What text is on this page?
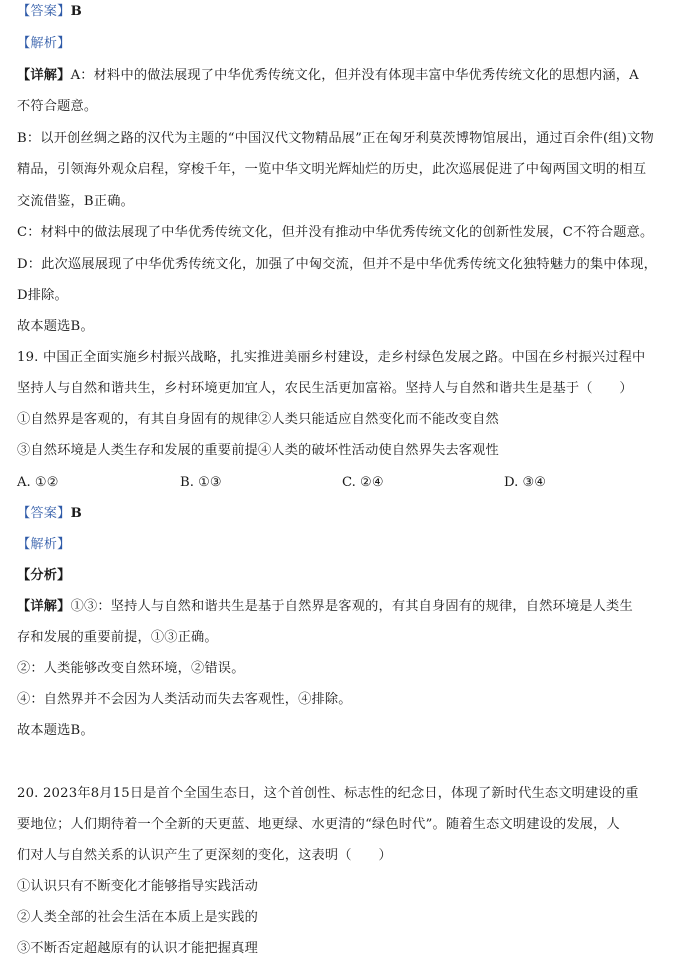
【答案】B
【解析】
【详解】A：材料中的做法展现了中华优秀传统文化，但并没有体现丰富中华优秀传统文化的思想内涵，A
不符合题意。
B：以开创丝绸之路的汉代为主题的“中国汉代文物精品展”正在匈牙利莫茨博物馆展出，通过百余件(组)文物
精品，引领海外观众启程，穿梭千年，一览中华文明光辉灿烂的历史，此次巡展促进了中匈两国文明的相互
交流借鉴，B正确。
C：材料中的做法展现了中华优秀传统文化，但并没有推动中华优秀传统文化的创新性发展，C不符合题意。
D：此次巡展展现了中华优秀传统文化，加强了中匈交流，但并不是中华优秀传统文化独特魅力的集中体现，
D排除。
故本题选B。
19. 中国正全面实施乡村振兴战略，扎实推进美丽乡村建设，走乡村绿色发展之路。中国在乡村振兴过程中
坚持人与自然和谐共生，乡村环境更加宜人，农民生活更加富裕。坚持人与自然和谐共生是基于（　　）
①自然界是客观的，有其自身固有的规律②人类只能适应自然变化而不能改变自然
③自然环境是人类生存和发展的重要前提④人类的破坏性活动使自然界失去客观性
A. ①②	B. ①③	C. ②④	D. ③④
【答案】B
【解析】
【分析】
【详解】①③：坚持人与自然和谐共生是基于自然界是客观的，有其自身固有的规律，自然环境是人类生
存和发展的重要前提，①③正确。
②：人类能够改变自然环境，②错误。
④：自然界并不会因为人类活动而失去客观性，④排除。
故本题选B。
20. 2023年8月15日是首个全国生态日，这个首创性、标志性的纪念日，体现了新时代生态文明建设的重
要地位；人们期待着一个全新的天更蓝、地更绿、水更清的“绿色时代”。随着生态文明建设的发展，人
们对人与自然关系的认识产生了更深刻的变化，这表明（　　）
①认识只有不断变化才能够指导实践活动
②人类全部的社会生活在本质上是实践的
③不断否定超越原有的认识才能把握真理
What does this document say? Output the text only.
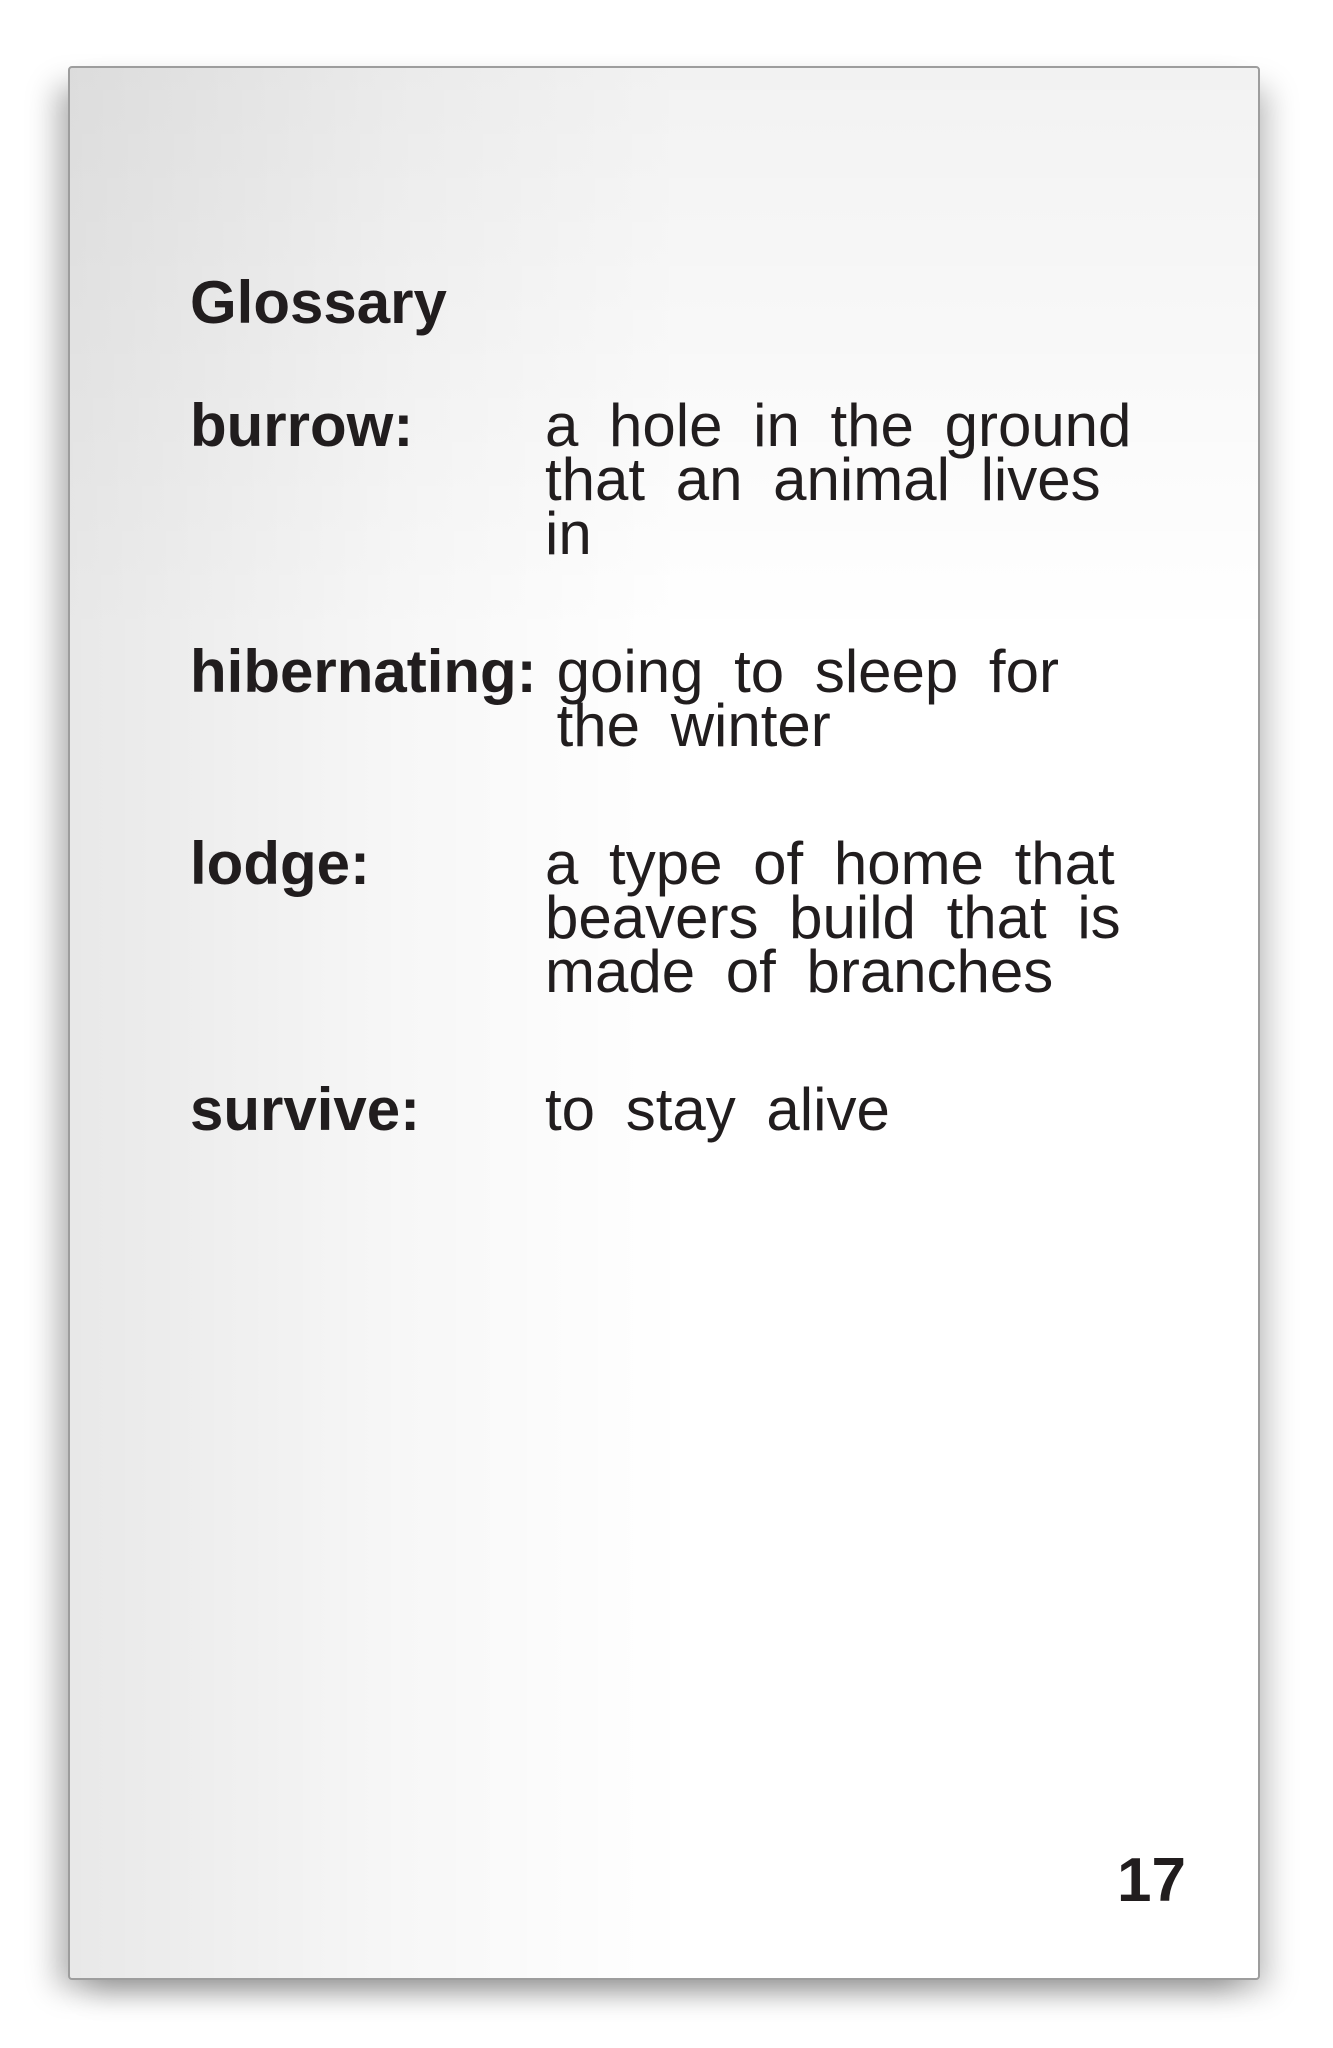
Glossary
burrow:	a hole in the ground
that an animal lives
in
hibernating: going to sleep for
the winter
lodge:	a type of home that
beavers build that is
made of branches
survive:	to stay alive
17
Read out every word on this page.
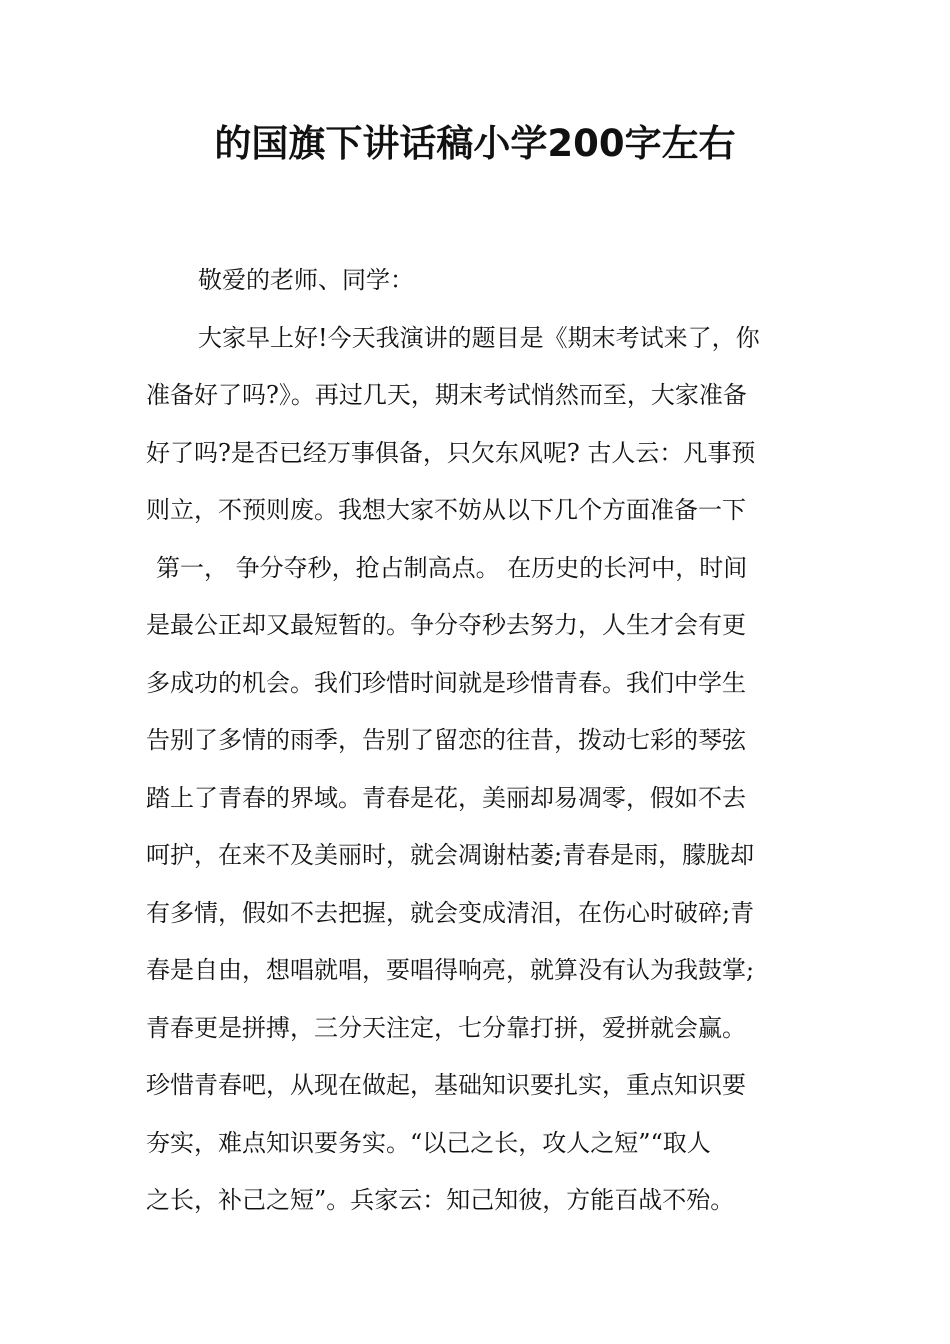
的国旗下讲话稿小学200字左右
敬爱的老师、同学：
大家早上好!今天我演讲的题目是《期末考试来了，你
准备好了吗?》。再过几天，期末考试悄然而至，大家准备
好了吗?是否已经万事俱备，只欠东风呢? 古人云：凡事预
则立，不预则废。我想大家不妨从以下几个方面准备一下
第一， 争分夺秒，抢占制高点。 在历史的长河中，时间
是最公正却又最短暂的。争分夺秒去努力，人生才会有更
多成功的机会。我们珍惜时间就是珍惜青春。我们中学生
告别了多情的雨季，告别了留恋的往昔，拨动七彩的琴弦
踏上了青春的界域。青春是花，美丽却易凋零，假如不去
呵护，在来不及美丽时，就会凋谢枯萎;青春是雨，朦胧却
有多情，假如不去把握，就会变成清泪，在伤心时破碎;青
春是自由，想唱就唱，要唱得响亮，就算没有认为我鼓掌;
青春更是拼搏，三分天注定，七分靠打拼，爱拼就会赢。
珍惜青春吧，从现在做起，基础知识要扎实，重点知识要
夯实，难点知识要务实。“以己之长，攻人之短”“取人
之长，补己之短”。兵家云：知己知彼，方能百战不殆。
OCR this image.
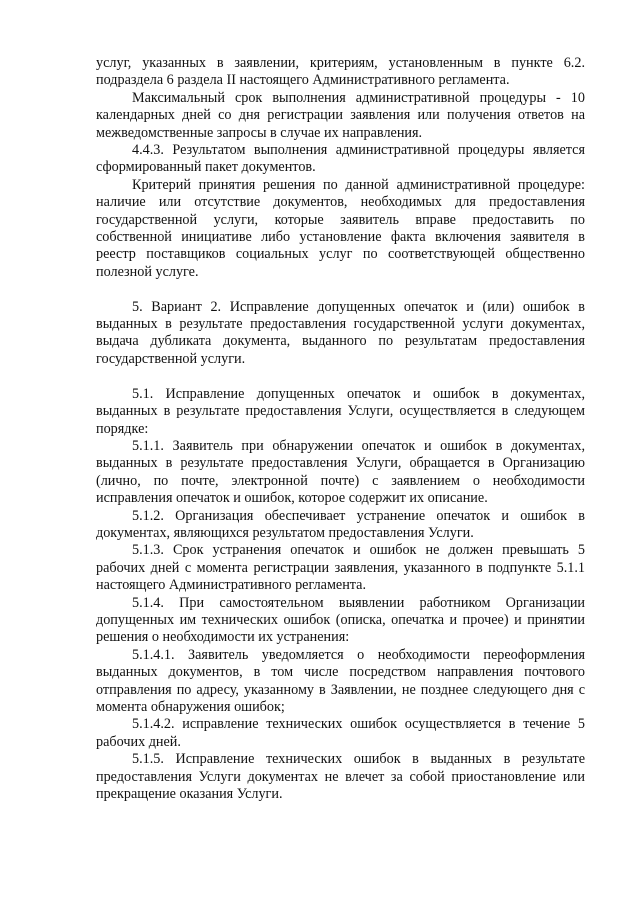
услуг, указанных в заявлении, критериям, установленным в пункте 6.2. подраздела 6 раздела II настоящего Административного регламента.

Максимальный срок выполнения административной процедуры - 10 календарных дней со дня регистрации заявления или получения ответов на межведомственные запросы в случае их направления.

4.4.3. Результатом выполнения административной процедуры является сформированный пакет документов.

Критерий принятия решения по данной административной процедуре: наличие или отсутствие документов, необходимых для предоставления государственной услуги, которые заявитель вправе предоставить по собственной инициативе либо установление факта включения заявителя в реестр поставщиков социальных услуг по соответствующей общественно полезной услуге.

5. Вариант 2. Исправление допущенных опечаток и (или) ошибок в выданных в результате предоставления государственной услуги документах, выдача дубликата документа, выданного по результатам предоставления государственной услуги.

5.1. Исправление допущенных опечаток и ошибок в документах, выданных в результате предоставления Услуги, осуществляется в следующем порядке:

5.1.1. Заявитель при обнаружении опечаток и ошибок в документах, выданных в результате предоставления Услуги, обращается в Организацию (лично, по почте, электронной почте) с заявлением о необходимости исправления опечаток и ошибок, которое содержит их описание.

5.1.2. Организация обеспечивает устранение опечаток и ошибок в документах, являющихся результатом предоставления Услуги.

5.1.3. Срок устранения опечаток и ошибок не должен превышать 5 рабочих дней с момента регистрации заявления, указанного в подпункте 5.1.1 настоящего Административного регламента.

5.1.4. При самостоятельном выявлении работником Организации допущенных им технических ошибок (описка, опечатка и прочее) и принятии решения о необходимости их устранения:

5.1.4.1. Заявитель уведомляется о необходимости переоформления выданных документов, в том числе посредством направления почтового отправления по адресу, указанному в Заявлении, не позднее следующего дня с момента обнаружения ошибок;

5.1.4.2. исправление технических ошибок осуществляется в течение 5 рабочих дней.

5.1.5. Исправление технических ошибок в выданных в результате предоставления Услуги документах не влечет за собой приостановление или прекращение оказания Услуги.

- **Instructions to follow**
The records above need to be given again exactly. Omit the pictures.

- **Answer for this exercise**
What text is on this page?
【答案】B
【解析】
【详解】A：材料中的做法展现了中华优秀传统文化，但并没有体现丰富中华优秀传统文化的思想内涵，A
不符合题意。
B：以开创丝绸之路的汉代为主题的“中国汉代文物精品展”正在匈牙利莫茨博物馆展出，通过百余件(组)文物
精品，引领海外观众启程，穿梭千年，一览中华文明光辉灿烂的历史，此次巡展促进了中匈两国文明的相互
交流借鉴，B正确。
C：材料中的做法展现了中华优秀传统文化，但并没有推动中华优秀传统文化的创新性发展，C不符合题意。
D：此次巡展展现了中华优秀传统文化，加强了中匈交流，但并不是中华优秀传统文化独特魅力的集中体现，
D排除。
故本题选B。
19. 中国正全面实施乡村振兴战略，扎实推进美丽乡村建设，走乡村绿色发展之路。中国在乡村振兴过程中
坚持人与自然和谐共生，乡村环境更加宜人，农民生活更加富裕。坚持人与自然和谐共生是基于（　　）
①自然界是客观的，有其自身固有的规律②人类只能适应自然变化而不能改变自然
③自然环境是人类生存和发展的重要前提④人类的破坏性活动使自然界失去客观性
A. ①②	B. ①③	C. ②④	D. ③④
【答案】B
【解析】
【分析】
【详解】①③：坚持人与自然和谐共生是基于自然界是客观的，有其自身固有的规律，自然环境是人类生
存和发展的重要前提，①③正确。
②：人类能够改变自然环境，②错误。
④：自然界并不会因为人类活动而失去客观性，④排除。
故本题选B。
20. 2023年8月15日是首个全国生态日，这个首创性、标志性的纪念日，体现了新时代生态文明建设的重
要地位；人们期待着一个全新的天更蓝、地更绿、水更清的“绿色时代”。随着生态文明建设的发展，人
们对人与自然关系的认识产生了更深刻的变化，这表明（　　）
①认识只有不断变化才能够指导实践活动
②人类全部的社会生活在本质上是实践的
③不断否定超越原有的认识才能把握真理
What does this document say? Output the text only.
Glossary
burrow:	a hole in the ground
that an animal lives
in
hibernating: going to sleep for
the winter
lodge:	a type of home that
beavers build that is
made of branches
survive:	to stay alive
17
Read out every word on this page.
的国旗下讲话稿小学200字左右
敬爱的老师、同学：
大家早上好!今天我演讲的题目是《期末考试来了，你
准备好了吗?》。再过几天，期末考试悄然而至，大家准备
好了吗?是否已经万事俱备，只欠东风呢? 古人云：凡事预
则立，不预则废。我想大家不妨从以下几个方面准备一下
第一， 争分夺秒，抢占制高点。 在历史的长河中，时间
是最公正却又最短暂的。争分夺秒去努力，人生才会有更
多成功的机会。我们珍惜时间就是珍惜青春。我们中学生
告别了多情的雨季，告别了留恋的往昔，拨动七彩的琴弦
踏上了青春的界域。青春是花，美丽却易凋零，假如不去
呵护，在来不及美丽时，就会凋谢枯萎;青春是雨，朦胧却
有多情，假如不去把握，就会变成清泪，在伤心时破碎;青
春是自由，想唱就唱，要唱得响亮，就算没有认为我鼓掌;
青春更是拼搏，三分天注定，七分靠打拼，爱拼就会赢。
珍惜青春吧，从现在做起，基础知识要扎实，重点知识要
夯实，难点知识要务实。“以己之长，攻人之短”“取人
之长，补己之短”。兵家云：知己知彼，方能百战不殆。
OCR this image.
услуг, указанных в заявлении, критериям, установленным в пункте 6.2. подраздела 6 раздела II настоящего Административного регламента.

Максимальный срок выполнения административной процедуры - 10 календарных дней со дня регистрации заявления или получения ответов на межведомственные запросы в случае их направления.

4.4.3. Результатом выполнения административной процедуры является сформированный пакет документов.

Критерий принятия решения по данной административной процедуре: наличие или отсутствие документов, необходимых для предоставления государственной услуги, которые заявитель вправе предоставить по собственной инициативе либо установление факта включения заявителя в реестр поставщиков социальных услуг по соответствующей общественно полезной услуге.

5. Вариант 2. Исправление допущенных опечаток и (или) ошибок в выданных в результате предоставления государственной услуги документах, выдача дубликата документа, выданного по результатам предоставления государственной услуги.

5.1. Исправление допущенных опечаток и ошибок в документах, выданных в результате предоставления Услуги, осуществляется в следующем порядке:

5.1.1. Заявитель при обнаружении опечаток и ошибок в документах, выданных в результате предоставления Услуги, обращается в Организацию (лично, по почте, электронной почте) с заявлением о необходимости исправления опечаток и ошибок, которое содержит их описание.

5.1.2. Организация обеспечивает устранение опечаток и ошибок в документах, являющихся результатом предоставления Услуги.

5.1.3. Срок устранения опечаток и ошибок не должен превышать 5 рабочих дней с момента регистрации заявления, указанного в подпункте 5.1.1 настоящего Административного регламента.

5.1.4. При самостоятельном выявлении работником Организации допущенных им технических ошибок (описка, опечатка и прочее) и принятии решения о необходимости их устранения:

5.1.4.1. Заявитель уведомляется о необходимости переоформления выданных документов, в том числе посредством направления почтового отправления по адресу, указанному в Заявлении, не позднее следующего дня с момента обнаружения ошибок;

5.1.4.2. исправление технических ошибок осуществляется в течение 5 рабочих дней.

5.1.5. Исправление технических ошибок в выданных в результате предоставления Услуги документах не влечет за собой приостановление или прекращение оказания Услуги.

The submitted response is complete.